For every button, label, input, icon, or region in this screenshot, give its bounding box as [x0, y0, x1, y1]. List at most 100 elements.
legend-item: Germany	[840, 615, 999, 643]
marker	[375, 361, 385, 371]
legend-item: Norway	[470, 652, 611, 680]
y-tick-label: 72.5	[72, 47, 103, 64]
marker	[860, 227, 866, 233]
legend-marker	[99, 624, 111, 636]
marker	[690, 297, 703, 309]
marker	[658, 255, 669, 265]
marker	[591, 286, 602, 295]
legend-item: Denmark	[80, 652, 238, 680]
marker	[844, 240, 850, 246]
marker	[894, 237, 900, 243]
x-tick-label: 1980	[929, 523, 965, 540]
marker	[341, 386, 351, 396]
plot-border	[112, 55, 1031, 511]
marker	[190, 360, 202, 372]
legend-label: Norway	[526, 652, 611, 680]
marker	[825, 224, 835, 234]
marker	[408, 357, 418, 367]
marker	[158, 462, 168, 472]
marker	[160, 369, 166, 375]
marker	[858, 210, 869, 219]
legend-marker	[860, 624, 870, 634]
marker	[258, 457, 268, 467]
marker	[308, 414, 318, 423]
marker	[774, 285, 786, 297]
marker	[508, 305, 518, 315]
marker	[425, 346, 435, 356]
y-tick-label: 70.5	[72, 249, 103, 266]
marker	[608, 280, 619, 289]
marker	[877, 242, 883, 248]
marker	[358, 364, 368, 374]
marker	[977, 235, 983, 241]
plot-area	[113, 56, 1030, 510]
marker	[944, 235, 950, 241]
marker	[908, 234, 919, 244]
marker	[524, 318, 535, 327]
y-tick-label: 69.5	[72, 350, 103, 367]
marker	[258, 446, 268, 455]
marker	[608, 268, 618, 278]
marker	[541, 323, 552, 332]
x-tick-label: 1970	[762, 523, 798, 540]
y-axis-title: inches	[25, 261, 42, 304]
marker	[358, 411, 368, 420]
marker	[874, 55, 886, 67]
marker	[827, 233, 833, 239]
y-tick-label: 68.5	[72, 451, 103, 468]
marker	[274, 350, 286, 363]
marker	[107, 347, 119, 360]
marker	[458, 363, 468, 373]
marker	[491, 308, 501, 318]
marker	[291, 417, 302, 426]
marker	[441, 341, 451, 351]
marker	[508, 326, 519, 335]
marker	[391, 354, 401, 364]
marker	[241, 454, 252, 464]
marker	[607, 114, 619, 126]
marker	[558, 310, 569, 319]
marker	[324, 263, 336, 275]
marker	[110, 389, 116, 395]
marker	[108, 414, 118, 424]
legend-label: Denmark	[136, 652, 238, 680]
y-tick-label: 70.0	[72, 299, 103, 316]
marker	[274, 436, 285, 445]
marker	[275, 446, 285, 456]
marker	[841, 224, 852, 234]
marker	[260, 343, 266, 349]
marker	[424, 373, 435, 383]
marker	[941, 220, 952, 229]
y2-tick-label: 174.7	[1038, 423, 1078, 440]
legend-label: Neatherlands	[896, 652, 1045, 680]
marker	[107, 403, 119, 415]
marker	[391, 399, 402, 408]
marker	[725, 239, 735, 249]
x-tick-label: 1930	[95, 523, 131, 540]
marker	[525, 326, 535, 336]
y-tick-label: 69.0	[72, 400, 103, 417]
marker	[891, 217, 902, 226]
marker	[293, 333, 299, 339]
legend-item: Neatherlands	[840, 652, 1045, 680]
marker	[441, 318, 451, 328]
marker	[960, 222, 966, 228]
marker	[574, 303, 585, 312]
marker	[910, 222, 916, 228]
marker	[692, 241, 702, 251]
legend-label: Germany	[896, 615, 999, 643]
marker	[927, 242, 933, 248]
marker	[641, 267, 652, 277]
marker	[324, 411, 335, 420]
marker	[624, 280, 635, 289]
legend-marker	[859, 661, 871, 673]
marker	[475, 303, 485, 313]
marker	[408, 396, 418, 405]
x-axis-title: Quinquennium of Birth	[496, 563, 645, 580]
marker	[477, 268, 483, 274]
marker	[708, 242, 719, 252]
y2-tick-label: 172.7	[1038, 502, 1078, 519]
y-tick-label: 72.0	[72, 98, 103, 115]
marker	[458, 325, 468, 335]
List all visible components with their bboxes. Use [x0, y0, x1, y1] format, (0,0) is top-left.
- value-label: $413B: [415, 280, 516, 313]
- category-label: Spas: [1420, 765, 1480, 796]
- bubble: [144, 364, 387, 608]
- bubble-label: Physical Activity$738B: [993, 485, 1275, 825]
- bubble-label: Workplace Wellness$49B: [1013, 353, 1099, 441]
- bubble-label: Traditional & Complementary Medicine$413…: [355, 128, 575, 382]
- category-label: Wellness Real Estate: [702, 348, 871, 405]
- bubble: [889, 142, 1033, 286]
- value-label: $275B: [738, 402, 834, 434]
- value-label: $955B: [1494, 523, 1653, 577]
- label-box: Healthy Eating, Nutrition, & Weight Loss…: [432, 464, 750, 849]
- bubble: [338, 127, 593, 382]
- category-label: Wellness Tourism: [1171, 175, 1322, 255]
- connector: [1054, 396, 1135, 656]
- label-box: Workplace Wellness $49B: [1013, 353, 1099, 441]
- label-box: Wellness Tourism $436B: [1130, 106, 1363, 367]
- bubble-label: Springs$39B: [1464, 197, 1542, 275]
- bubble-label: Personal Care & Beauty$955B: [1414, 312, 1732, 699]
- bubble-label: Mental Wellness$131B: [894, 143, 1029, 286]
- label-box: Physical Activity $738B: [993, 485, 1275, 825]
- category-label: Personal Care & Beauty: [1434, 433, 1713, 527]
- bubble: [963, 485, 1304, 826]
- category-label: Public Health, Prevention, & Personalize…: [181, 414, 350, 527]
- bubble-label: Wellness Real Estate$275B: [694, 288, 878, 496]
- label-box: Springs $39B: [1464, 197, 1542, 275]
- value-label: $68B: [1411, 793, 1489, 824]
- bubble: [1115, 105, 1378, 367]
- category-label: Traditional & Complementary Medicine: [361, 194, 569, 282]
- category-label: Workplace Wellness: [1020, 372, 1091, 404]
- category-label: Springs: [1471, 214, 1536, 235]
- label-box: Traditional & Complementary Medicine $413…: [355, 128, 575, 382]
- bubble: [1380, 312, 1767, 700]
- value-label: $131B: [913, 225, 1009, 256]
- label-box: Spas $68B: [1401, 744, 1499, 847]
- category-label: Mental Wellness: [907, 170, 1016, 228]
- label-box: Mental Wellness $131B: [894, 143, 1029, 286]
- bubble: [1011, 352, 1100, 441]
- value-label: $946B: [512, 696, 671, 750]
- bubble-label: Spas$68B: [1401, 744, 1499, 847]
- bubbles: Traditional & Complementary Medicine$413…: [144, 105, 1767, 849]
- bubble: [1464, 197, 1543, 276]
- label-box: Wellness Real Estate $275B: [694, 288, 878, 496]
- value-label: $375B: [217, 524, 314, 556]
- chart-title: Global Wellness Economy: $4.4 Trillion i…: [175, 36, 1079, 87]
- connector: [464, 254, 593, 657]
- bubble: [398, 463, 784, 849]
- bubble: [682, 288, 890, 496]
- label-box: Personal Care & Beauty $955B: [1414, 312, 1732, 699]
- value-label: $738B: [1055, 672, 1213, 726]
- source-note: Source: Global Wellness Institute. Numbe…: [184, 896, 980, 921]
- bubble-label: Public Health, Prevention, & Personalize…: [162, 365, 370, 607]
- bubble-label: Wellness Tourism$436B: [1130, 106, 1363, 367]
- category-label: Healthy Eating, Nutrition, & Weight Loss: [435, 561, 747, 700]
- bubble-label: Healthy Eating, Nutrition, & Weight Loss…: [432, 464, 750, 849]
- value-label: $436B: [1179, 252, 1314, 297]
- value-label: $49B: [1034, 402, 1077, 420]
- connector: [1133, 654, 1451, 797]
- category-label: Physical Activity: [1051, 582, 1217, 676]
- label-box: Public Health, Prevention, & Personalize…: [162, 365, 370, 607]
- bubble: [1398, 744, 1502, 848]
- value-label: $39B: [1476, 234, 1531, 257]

▶ **Task description**: Convert the data above into a numbered list, beginning at its first line and stopping after the line that contains "305, 518, 315]". Leave out any blank lines.

▶ **Correct answer**:
1. For every button, label, input, icon, or region in this screenshot, give its bounding box as [x0, y0, x1, y1]. List at most 100 elements.
2. legend-item: Germany	[840, 615, 999, 643]
3. marker	[375, 361, 385, 371]
4. legend-item: Norway	[470, 652, 611, 680]
5. y-tick-label: 72.5	[72, 47, 103, 64]
6. marker	[860, 227, 866, 233]
7. legend-marker	[99, 624, 111, 636]
8. marker	[690, 297, 703, 309]
9. marker	[658, 255, 669, 265]
10. marker	[591, 286, 602, 295]
11. legend-item: Denmark	[80, 652, 238, 680]
12. marker	[844, 240, 850, 246]
13. marker	[894, 237, 900, 243]
14. x-tick-label: 1980	[929, 523, 965, 540]
15. marker	[341, 386, 351, 396]
16. plot-border	[112, 55, 1031, 511]
17. marker	[190, 360, 202, 372]
18. legend-label: Norway	[526, 652, 611, 680]
19. marker	[825, 224, 835, 234]
20. marker	[408, 357, 418, 367]
21. marker	[158, 462, 168, 472]
22. marker	[160, 369, 166, 375]
23. marker	[858, 210, 869, 219]
24. legend-marker	[860, 624, 870, 634]
25. marker	[258, 457, 268, 467]
26. marker	[308, 414, 318, 423]
27. marker	[774, 285, 786, 297]
28. marker	[508, 305, 518, 315]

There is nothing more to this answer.